⟨
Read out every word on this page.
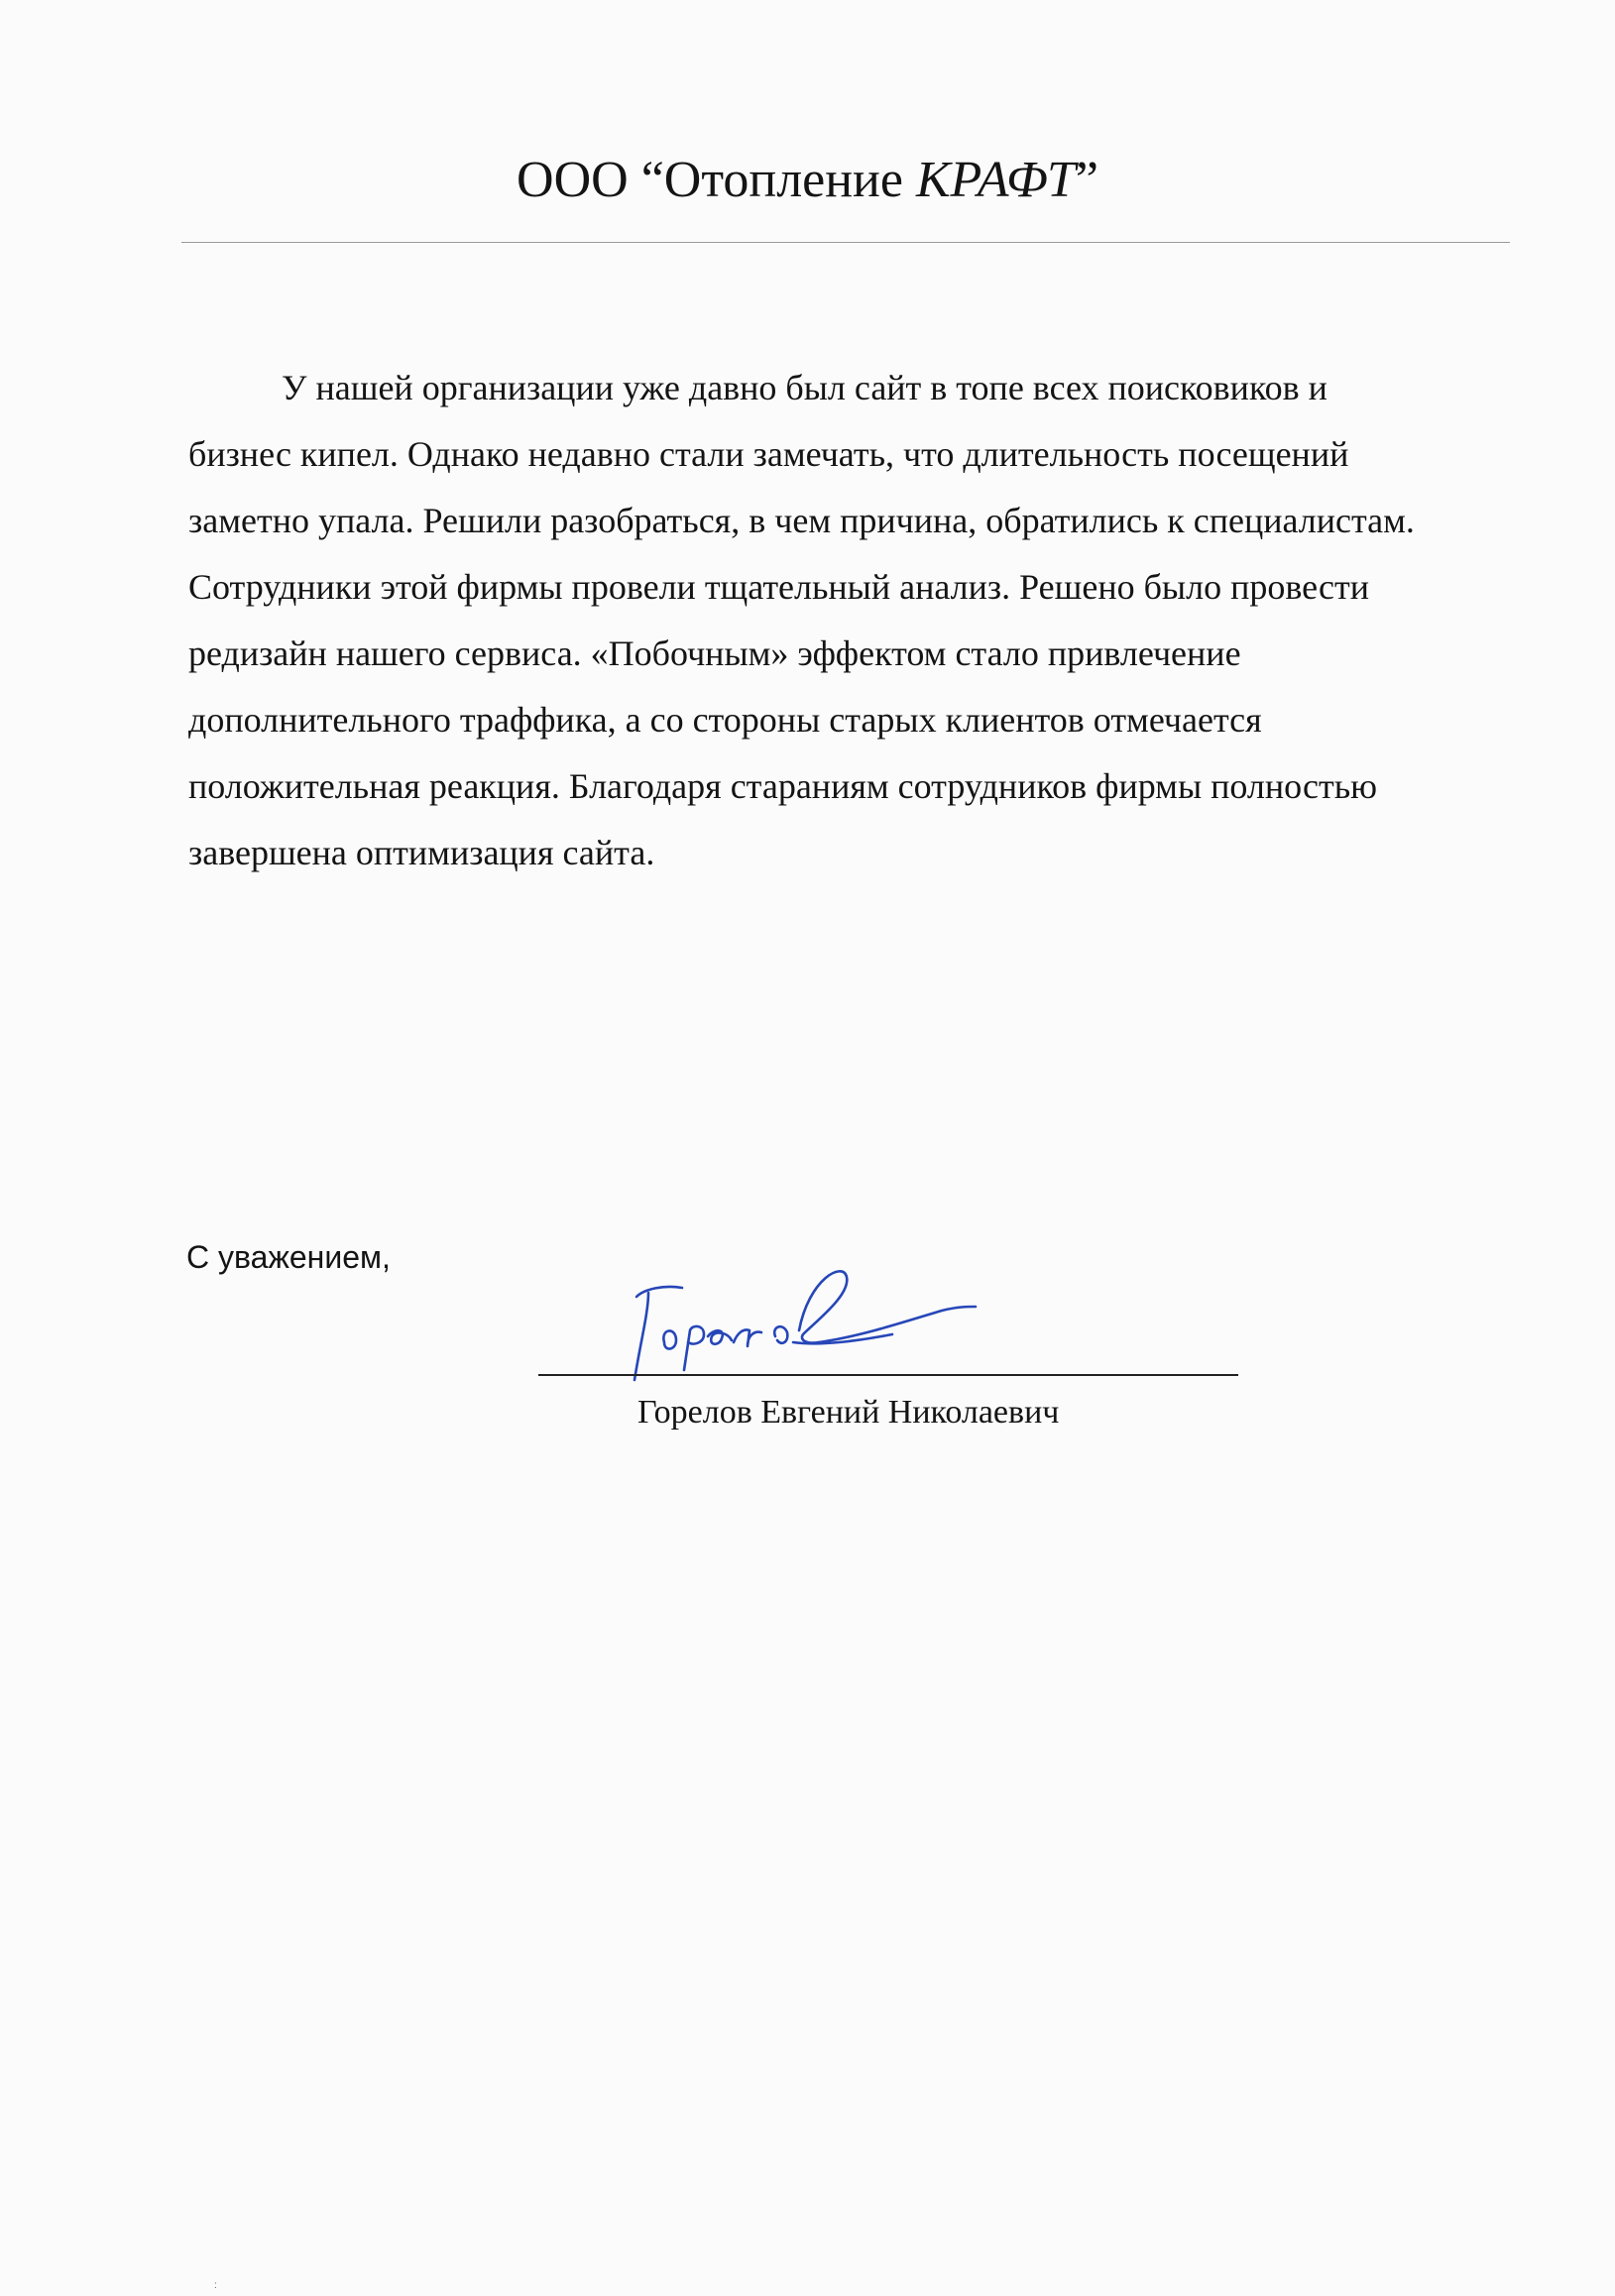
ООО “Отопление КРАФТ”
У нашей организации уже давно был сайт в топе всех поисковиков и
бизнес кипел. Однако недавно стали замечать, что длительность посещений
заметно упала. Решили разобраться, в чем причина, обратились к специалистам.
Сотрудники этой фирмы провели тщательный анализ. Решено было провести
редизайн нашего сервиса. «Побочным» эффектом стало привлечение
дополнительного траффика, а со стороны старых клиентов отмечается
положительная реакция. Благодаря стараниям сотрудников фирмы полностью
завершена оптимизация сайта.
С уважением,
Горелов Евгений Николаевич
:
⟩
The task: Every entry must be transcribed exactly. Pictures do not belong in the copy.

The output:
Read out every word on this page.
ООО “Отопление КРАФТ”
У нашей организации уже давно был сайт в топе всех поисковиков и
бизнес кипел. Однако недавно стали замечать, что длительность посещений
заметно упала. Решили разобраться, в чем причина, обратились к специалистам.
Сотрудники этой фирмы провели тщательный анализ. Решено было провести
редизайн нашего сервиса. «Побочным» эффектом стало привлечение
дополнительного траффика, а со стороны старых клиентов отмечается
положительная реакция. Благодаря стараниям сотрудников фирмы полностью
завершена оптимизация сайта.
С уважением,
Горелов Евгений Николаевич
:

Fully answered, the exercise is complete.